Some records
* START *

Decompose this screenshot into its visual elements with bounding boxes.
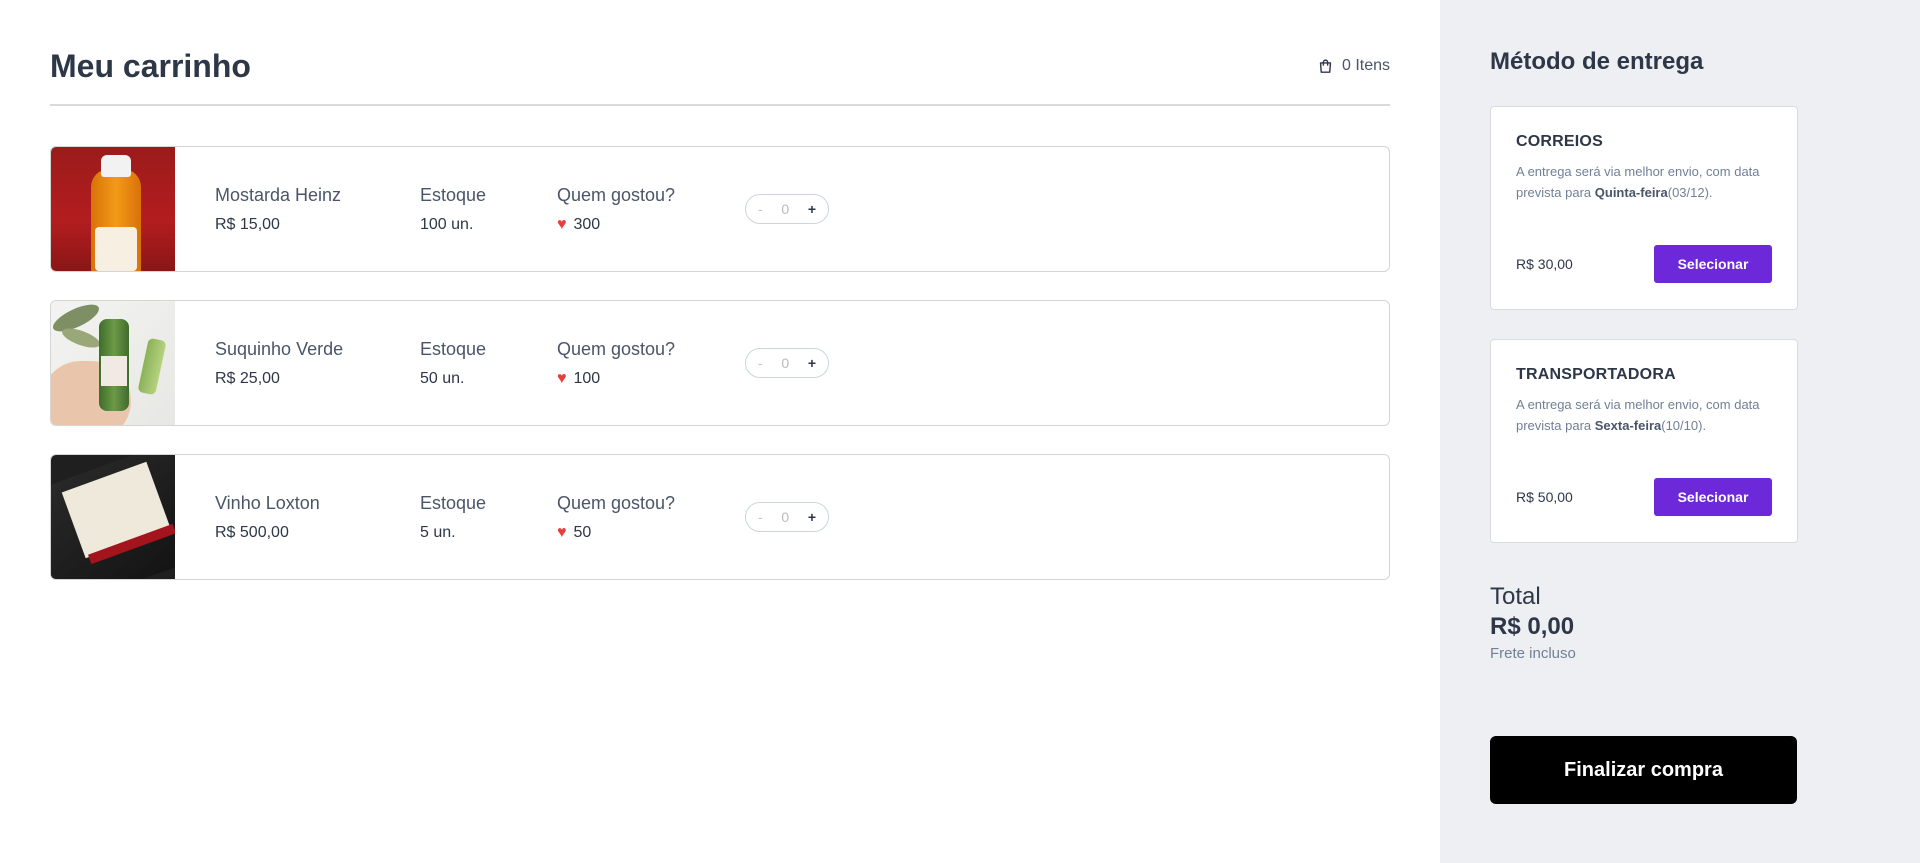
product-price: R$ 25,00	[215, 369, 280, 387]
decrement-button[interactable]: -	[758, 201, 763, 217]
heart-icon: ♥	[557, 523, 567, 541]
decrement-button[interactable]: -	[758, 509, 763, 525]
product-price: R$ 15,00	[215, 215, 280, 233]
shipping-option-correios: CORREIOS A entrega será via melhor envio…	[1490, 106, 1798, 310]
likes-value: ♥ 300	[557, 216, 745, 234]
shipping-option-name: CORREIOS	[1516, 133, 1603, 150]
stock-label: Estoque	[420, 492, 487, 513]
shipping-option-transportadora: TRANSPORTADORA A entrega será via melhor…	[1490, 339, 1798, 543]
likes-value: ♥ 100	[557, 370, 745, 388]
stock-label: Estoque	[420, 184, 487, 205]
delivery-date: (10/10).	[1661, 418, 1707, 433]
increment-button[interactable]: +	[808, 355, 816, 371]
stock-value: 5 un.	[420, 523, 456, 541]
product-stock-cell: Estoque 5 un.	[420, 493, 557, 542]
total-value: R$ 0,00	[1490, 613, 1575, 640]
shipping-included-note: Frete incluso	[1490, 645, 1576, 662]
likes-count: 50	[573, 523, 592, 541]
stock-label: Estoque	[420, 338, 487, 359]
product-list: Mostarda Heinz R$ 15,00 Estoque 100 un. …	[50, 146, 1390, 580]
checkout-button[interactable]: Finalizar compra	[1490, 736, 1797, 804]
increment-button[interactable]: +	[808, 509, 816, 525]
items-count-label: 0 Itens	[1341, 57, 1390, 74]
quantity-stepper: - 0 +	[745, 194, 829, 224]
product-row: Vinho Loxton R$ 500,00 Estoque 5 un. Que…	[50, 454, 1390, 580]
quantity-stepper: - 0 +	[745, 348, 829, 378]
product-name-cell: Suquinho Verde R$ 25,00	[215, 339, 420, 388]
shipping-price: R$ 50,00	[1516, 489, 1573, 505]
shipping-option-name: TRANSPORTADORA	[1516, 366, 1676, 383]
product-name-cell: Vinho Loxton R$ 500,00	[215, 493, 420, 542]
likes-label: Quem gostou?	[557, 338, 676, 359]
product-stock-cell: Estoque 50 un.	[420, 339, 557, 388]
quantity-value: 0	[781, 509, 790, 525]
delivery-day: Quinta-feira	[1594, 185, 1668, 200]
cart-header: Meu carrinho 0 Itens	[50, 0, 1390, 106]
shopping-bag-icon	[1317, 58, 1334, 75]
total-label: Total	[1490, 583, 1541, 610]
likes-label: Quem gostou?	[557, 492, 676, 513]
increment-button[interactable]: +	[808, 201, 816, 217]
quantity-value: 0	[781, 355, 790, 371]
product-stock-cell: Estoque 100 un.	[420, 185, 557, 234]
shipping-title: Método de entrega	[1490, 48, 1704, 75]
product-likes-cell: Quem gostou? ♥ 300	[557, 185, 745, 234]
heart-icon: ♥	[557, 215, 567, 233]
product-likes-cell: Quem gostou? ♥ 100	[557, 339, 745, 388]
cart-items-count[interactable]: 0 Itens	[1317, 57, 1390, 75]
decrement-button[interactable]: -	[758, 355, 763, 371]
product-name-cell: Mostarda Heinz R$ 15,00	[215, 185, 420, 234]
likes-count: 300	[573, 215, 601, 233]
delivery-date: (03/12).	[1667, 185, 1713, 200]
product-row: Mostarda Heinz R$ 15,00 Estoque 100 un. …	[50, 146, 1390, 272]
cart-panel: Meu carrinho 0 Itens Mostarda Heinz R$ 1…	[0, 0, 1440, 863]
shipping-price: R$ 30,00	[1516, 256, 1573, 272]
shipping-option-description: A entrega será via melhor envio, com dat…	[1516, 161, 1772, 203]
product-likes-cell: Quem gostou? ♥ 50	[557, 493, 745, 542]
select-shipping-button[interactable]: Selecionar	[1654, 245, 1772, 283]
order-total: Total R$ 0,00 Frete incluso	[1490, 583, 1870, 662]
checkout-sidebar: Método de entrega CORREIOS A entrega ser…	[1440, 0, 1920, 863]
shipping-option-description: A entrega será via melhor envio, com dat…	[1516, 394, 1772, 436]
quantity-value: 0	[781, 201, 790, 217]
shipping-option-footer: R$ 50,00 Selecionar	[1516, 478, 1772, 516]
product-image-mustard	[51, 147, 175, 271]
product-image-juice	[51, 301, 175, 425]
product-row: Suquinho Verde R$ 25,00 Estoque 50 un. Q…	[50, 300, 1390, 426]
product-name: Vinho Loxton	[215, 492, 320, 513]
likes-label: Quem gostou?	[557, 184, 676, 205]
heart-icon: ♥	[557, 369, 567, 387]
shipping-option-footer: R$ 30,00 Selecionar	[1516, 245, 1772, 283]
product-image-wine	[51, 455, 175, 579]
page-title: Meu carrinho	[50, 47, 251, 84]
product-name: Suquinho Verde	[215, 338, 344, 359]
likes-value: ♥ 50	[557, 524, 745, 542]
stock-value: 100 un.	[420, 215, 474, 233]
stock-value: 50 un.	[420, 369, 465, 387]
product-name: Mostarda Heinz	[215, 184, 342, 205]
likes-count: 100	[573, 369, 601, 387]
delivery-day: Sexta-feira	[1594, 418, 1662, 433]
select-shipping-button[interactable]: Selecionar	[1654, 478, 1772, 516]
product-price: R$ 500,00	[215, 523, 289, 541]
quantity-stepper: - 0 +	[745, 502, 829, 532]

* END *

■ The request ■
Which lines of the material above contain the string "Vinho"? Pull out each of them.

■ Task result ■
product-row: Vinho Loxton R$ 500,00 Estoque 5 un. Que…	[50, 454, 1390, 580]
product-name-cell: Vinho Loxton R$ 500,00	[215, 493, 420, 542]
product-name: Vinho Loxton	[215, 492, 320, 513]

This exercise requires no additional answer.